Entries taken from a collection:
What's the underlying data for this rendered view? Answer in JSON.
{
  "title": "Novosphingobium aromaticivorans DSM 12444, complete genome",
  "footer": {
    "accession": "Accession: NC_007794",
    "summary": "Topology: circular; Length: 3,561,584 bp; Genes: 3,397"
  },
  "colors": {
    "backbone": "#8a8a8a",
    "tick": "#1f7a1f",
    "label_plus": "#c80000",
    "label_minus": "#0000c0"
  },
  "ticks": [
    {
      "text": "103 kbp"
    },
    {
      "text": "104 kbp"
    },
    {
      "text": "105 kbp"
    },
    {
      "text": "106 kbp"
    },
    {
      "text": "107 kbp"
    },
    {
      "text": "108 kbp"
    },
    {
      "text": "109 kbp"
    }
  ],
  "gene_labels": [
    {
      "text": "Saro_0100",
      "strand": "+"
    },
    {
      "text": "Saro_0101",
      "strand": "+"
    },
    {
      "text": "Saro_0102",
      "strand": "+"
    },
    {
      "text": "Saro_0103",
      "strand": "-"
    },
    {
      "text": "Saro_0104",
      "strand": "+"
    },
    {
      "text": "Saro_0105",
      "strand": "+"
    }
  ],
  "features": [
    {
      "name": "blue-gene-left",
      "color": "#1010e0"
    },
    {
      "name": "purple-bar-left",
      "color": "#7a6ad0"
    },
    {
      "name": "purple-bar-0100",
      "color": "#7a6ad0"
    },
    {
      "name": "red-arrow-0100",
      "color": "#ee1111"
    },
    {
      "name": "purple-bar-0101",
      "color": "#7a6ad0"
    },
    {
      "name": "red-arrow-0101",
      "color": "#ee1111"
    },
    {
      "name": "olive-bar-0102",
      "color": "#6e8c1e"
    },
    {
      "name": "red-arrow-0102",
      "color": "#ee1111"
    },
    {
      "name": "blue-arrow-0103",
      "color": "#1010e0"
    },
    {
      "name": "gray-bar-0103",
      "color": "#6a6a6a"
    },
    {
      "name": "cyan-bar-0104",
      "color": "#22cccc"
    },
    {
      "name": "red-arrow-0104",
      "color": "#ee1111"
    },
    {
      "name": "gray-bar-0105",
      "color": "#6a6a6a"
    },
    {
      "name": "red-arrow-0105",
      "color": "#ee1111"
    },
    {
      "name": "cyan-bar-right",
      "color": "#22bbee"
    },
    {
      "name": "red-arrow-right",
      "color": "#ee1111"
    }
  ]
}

Directions – Generate an exact reproduction of all entries.

Written response –
What's the underlying data for this rendered view? Answer in JSON.
{
  "title": "Novosphingobium aromaticivorans DSM 12444, complete genome",
  "footer": {
    "accession": "Accession: NC_007794",
    "summary": "Topology: circular; Length: 3,561,584 bp; Genes: 3,397"
  },
  "colors": {
    "backbone": "#8a8a8a",
    "tick": "#1f7a1f",
    "label_plus": "#c80000",
    "label_minus": "#0000c0"
  },
  "ticks": [
    {
      "text": "103 kbp"
    },
    {
      "text": "104 kbp"
    },
    {
      "text": "105 kbp"
    },
    {
      "text": "106 kbp"
    },
    {
      "text": "107 kbp"
    },
    {
      "text": "108 kbp"
    },
    {
      "text": "109 kbp"
    }
  ],
  "gene_labels": [
    {
      "text": "Saro_0100",
      "strand": "+"
    },
    {
      "text": "Saro_0101",
      "strand": "+"
    },
    {
      "text": "Saro_0102",
      "strand": "+"
    },
    {
      "text": "Saro_0103",
      "strand": "-"
    },
    {
      "text": "Saro_0104",
      "strand": "+"
    },
    {
      "text": "Saro_0105",
      "strand": "+"
    }
  ],
  "features": [
    {
      "name": "blue-gene-left",
      "color": "#1010e0"
    },
    {
      "name": "purple-bar-left",
      "color": "#7a6ad0"
    },
    {
      "name": "purple-bar-0100",
      "color": "#7a6ad0"
    },
    {
      "name": "red-arrow-0100",
      "color": "#ee1111"
    },
    {
      "name": "purple-bar-0101",
      "color": "#7a6ad0"
    },
    {
      "name": "red-arrow-0101",
      "color": "#ee1111"
    },
    {
      "name": "olive-bar-0102",
      "color": "#6e8c1e"
    },
    {
      "name": "red-arrow-0102",
      "color": "#ee1111"
    },
    {
      "name": "blue-arrow-0103",
      "color": "#1010e0"
    },
    {
      "name": "gray-bar-0103",
      "color": "#6a6a6a"
    },
    {
      "name": "cyan-bar-0104",
      "color": "#22cccc"
    },
    {
      "name": "red-arrow-0104",
      "color": "#ee1111"
    },
    {
      "name": "gray-bar-0105",
      "color": "#6a6a6a"
    },
    {
      "name": "red-arrow-0105",
      "color": "#ee1111"
    },
    {
      "name": "cyan-bar-right",
      "color": "#22bbee"
    },
    {
      "name": "red-arrow-right",
      "color": "#ee1111"
    }
  ]
}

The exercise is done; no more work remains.